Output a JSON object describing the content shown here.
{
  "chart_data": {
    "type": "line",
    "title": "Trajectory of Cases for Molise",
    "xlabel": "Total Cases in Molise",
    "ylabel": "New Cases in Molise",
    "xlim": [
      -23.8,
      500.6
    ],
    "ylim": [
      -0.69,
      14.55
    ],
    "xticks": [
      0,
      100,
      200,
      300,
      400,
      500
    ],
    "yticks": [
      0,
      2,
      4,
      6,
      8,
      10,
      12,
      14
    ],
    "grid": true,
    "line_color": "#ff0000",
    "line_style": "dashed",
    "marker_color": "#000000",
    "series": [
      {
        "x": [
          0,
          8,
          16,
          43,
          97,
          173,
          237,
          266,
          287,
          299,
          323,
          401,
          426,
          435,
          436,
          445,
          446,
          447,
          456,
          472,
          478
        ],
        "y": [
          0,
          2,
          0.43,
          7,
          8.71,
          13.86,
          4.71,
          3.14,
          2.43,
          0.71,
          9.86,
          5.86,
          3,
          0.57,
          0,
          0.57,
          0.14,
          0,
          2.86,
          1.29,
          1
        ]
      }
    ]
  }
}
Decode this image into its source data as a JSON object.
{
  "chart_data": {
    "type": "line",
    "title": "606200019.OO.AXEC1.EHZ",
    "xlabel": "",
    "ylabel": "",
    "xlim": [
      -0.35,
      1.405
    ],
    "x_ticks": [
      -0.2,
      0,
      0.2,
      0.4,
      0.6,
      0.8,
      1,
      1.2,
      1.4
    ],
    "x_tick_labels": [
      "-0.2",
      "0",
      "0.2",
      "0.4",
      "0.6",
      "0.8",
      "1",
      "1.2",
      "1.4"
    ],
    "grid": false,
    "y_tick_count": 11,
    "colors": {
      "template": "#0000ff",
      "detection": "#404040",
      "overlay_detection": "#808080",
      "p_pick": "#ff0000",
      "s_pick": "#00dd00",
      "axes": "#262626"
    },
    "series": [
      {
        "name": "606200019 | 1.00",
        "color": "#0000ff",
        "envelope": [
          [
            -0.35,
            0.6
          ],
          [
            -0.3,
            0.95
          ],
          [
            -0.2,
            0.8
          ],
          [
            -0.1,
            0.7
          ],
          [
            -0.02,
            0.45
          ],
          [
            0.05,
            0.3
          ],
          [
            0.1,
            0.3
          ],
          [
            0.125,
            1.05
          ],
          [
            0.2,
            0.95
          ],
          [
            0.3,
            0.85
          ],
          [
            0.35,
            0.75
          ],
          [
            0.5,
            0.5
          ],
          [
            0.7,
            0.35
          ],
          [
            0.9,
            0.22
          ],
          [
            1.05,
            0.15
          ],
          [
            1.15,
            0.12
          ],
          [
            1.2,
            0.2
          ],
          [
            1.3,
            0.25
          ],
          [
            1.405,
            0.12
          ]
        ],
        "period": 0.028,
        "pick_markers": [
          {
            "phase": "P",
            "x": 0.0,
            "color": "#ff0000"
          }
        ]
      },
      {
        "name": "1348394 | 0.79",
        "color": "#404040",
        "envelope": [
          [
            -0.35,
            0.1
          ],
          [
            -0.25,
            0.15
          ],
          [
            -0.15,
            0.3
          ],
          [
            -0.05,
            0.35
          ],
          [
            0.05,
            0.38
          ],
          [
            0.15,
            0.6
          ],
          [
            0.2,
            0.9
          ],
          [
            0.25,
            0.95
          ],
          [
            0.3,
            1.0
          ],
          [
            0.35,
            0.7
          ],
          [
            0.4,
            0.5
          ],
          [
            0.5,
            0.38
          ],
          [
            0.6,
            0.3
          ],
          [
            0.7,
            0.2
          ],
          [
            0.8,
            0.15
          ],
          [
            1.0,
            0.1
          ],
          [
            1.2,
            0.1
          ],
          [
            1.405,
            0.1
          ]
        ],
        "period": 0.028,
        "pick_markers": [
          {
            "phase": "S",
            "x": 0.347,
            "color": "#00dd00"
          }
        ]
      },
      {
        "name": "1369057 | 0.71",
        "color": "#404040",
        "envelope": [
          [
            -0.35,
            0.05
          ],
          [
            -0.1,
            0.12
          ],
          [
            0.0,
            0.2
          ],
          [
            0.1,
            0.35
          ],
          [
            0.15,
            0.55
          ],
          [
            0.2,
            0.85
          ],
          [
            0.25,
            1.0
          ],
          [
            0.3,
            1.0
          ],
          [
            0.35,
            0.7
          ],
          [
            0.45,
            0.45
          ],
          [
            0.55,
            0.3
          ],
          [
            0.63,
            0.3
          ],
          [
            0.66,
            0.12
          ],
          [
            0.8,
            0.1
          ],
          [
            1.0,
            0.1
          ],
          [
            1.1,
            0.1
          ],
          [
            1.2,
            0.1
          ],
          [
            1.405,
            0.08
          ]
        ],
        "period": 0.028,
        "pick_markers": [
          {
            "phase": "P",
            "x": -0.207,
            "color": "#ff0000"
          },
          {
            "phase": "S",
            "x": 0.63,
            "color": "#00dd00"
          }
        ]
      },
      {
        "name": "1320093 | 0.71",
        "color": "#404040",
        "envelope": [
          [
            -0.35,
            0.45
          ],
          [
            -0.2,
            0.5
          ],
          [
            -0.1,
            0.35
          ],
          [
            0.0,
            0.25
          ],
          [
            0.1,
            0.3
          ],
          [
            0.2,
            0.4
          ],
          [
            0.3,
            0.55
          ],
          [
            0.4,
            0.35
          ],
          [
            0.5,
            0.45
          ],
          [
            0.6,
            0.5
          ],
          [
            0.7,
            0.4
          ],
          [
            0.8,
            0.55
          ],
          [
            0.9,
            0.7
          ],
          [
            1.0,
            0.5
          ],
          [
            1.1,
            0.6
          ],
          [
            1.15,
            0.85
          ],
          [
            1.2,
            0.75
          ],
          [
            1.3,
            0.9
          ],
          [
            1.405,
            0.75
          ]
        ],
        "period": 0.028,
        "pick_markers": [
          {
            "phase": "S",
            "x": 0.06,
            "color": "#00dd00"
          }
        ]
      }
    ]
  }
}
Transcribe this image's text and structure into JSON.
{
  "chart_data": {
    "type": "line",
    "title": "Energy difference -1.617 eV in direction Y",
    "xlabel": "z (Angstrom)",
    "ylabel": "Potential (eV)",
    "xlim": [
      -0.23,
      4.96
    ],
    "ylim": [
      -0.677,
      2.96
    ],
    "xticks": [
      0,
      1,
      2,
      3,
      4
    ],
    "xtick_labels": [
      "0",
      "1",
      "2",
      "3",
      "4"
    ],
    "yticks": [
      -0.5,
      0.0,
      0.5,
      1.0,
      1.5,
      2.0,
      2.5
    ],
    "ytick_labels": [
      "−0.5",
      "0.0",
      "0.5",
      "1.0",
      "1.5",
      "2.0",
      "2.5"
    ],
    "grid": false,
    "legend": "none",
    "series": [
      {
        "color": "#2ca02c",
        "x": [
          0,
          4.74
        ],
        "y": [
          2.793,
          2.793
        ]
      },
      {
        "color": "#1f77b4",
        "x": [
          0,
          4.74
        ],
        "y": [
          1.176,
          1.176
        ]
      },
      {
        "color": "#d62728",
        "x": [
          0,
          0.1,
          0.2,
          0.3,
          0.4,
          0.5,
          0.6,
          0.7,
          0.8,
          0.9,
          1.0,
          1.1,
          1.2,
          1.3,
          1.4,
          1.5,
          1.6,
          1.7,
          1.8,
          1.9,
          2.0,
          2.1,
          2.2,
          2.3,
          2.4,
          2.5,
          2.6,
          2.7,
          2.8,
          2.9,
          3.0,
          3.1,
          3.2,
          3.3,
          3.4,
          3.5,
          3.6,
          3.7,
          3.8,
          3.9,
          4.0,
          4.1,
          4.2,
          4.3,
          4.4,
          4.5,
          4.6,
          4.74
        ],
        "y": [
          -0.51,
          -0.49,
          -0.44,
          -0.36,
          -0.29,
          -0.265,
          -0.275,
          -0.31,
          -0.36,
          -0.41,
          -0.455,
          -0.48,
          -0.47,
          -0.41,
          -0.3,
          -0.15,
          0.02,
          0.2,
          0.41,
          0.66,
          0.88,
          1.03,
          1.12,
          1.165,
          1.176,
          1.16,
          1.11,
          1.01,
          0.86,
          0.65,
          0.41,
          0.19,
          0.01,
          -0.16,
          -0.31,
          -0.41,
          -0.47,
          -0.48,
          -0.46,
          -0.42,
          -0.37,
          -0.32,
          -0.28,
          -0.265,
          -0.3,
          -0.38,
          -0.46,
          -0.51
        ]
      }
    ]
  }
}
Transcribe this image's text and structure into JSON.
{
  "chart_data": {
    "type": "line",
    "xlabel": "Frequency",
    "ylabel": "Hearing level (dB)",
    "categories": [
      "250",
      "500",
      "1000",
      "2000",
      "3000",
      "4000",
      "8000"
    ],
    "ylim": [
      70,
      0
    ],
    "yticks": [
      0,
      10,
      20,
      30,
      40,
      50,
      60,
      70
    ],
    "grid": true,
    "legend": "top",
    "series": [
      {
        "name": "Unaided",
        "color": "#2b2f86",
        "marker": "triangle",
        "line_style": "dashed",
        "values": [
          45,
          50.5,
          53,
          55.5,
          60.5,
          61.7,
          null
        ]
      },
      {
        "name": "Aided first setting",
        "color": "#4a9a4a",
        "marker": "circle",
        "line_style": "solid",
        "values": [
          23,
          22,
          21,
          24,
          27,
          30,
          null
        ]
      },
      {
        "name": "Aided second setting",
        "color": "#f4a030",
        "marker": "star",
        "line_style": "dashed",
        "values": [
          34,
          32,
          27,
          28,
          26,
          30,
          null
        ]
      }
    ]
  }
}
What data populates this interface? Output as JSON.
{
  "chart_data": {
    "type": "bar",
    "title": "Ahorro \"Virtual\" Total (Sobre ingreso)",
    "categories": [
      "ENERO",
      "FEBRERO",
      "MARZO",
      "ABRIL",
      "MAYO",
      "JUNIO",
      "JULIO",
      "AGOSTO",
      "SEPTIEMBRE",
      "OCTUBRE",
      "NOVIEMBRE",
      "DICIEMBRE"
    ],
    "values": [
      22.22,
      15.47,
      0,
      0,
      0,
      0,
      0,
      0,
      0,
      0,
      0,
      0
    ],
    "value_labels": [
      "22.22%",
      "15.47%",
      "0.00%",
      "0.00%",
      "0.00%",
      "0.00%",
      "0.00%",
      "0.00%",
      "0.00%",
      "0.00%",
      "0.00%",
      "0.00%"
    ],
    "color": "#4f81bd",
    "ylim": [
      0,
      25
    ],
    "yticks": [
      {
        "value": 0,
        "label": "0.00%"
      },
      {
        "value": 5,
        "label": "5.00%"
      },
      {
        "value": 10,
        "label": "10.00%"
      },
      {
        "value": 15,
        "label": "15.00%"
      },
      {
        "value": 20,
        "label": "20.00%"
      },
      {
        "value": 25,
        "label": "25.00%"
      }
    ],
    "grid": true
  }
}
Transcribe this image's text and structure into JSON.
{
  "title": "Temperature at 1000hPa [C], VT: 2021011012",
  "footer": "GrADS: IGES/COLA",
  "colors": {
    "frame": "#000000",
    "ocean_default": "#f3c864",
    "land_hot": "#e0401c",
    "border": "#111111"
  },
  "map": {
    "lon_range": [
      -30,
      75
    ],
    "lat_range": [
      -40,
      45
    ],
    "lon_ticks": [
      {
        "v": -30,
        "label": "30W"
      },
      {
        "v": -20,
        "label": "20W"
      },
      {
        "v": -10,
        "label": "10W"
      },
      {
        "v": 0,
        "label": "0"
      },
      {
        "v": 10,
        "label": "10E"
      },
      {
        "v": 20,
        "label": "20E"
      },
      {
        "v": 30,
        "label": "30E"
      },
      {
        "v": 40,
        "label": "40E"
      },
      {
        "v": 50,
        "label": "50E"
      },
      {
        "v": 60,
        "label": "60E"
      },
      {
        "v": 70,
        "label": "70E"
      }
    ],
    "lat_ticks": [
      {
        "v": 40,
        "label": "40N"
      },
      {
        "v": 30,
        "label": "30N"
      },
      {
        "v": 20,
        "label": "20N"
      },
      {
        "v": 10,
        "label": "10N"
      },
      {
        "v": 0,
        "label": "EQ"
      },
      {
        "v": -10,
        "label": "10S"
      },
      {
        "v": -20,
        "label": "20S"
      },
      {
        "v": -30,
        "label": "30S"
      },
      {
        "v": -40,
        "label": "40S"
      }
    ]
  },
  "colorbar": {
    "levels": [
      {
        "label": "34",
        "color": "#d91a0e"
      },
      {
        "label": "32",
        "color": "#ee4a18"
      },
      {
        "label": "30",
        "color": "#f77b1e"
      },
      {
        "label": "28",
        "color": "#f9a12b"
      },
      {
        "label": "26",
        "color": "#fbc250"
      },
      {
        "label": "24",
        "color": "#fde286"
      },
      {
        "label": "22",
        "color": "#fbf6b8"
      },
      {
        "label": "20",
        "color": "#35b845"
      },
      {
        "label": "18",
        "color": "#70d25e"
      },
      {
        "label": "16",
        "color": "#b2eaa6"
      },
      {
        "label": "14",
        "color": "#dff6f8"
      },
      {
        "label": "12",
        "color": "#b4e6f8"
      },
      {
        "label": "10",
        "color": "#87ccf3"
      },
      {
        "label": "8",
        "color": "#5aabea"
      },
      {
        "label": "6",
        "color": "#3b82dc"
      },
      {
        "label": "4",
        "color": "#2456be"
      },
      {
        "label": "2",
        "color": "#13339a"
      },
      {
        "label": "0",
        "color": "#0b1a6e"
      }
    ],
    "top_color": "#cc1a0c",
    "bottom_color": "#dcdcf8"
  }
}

_____

■ What the task asks ■
In the listing, find all lines with the string "xlabel" and copy them.

■ Worked solution ■
    "xlabel": "Total Cases in Molise",
    "xlabel": "",
    "xlabel": "z (Angstrom)",
    "xlabel": "Frequency",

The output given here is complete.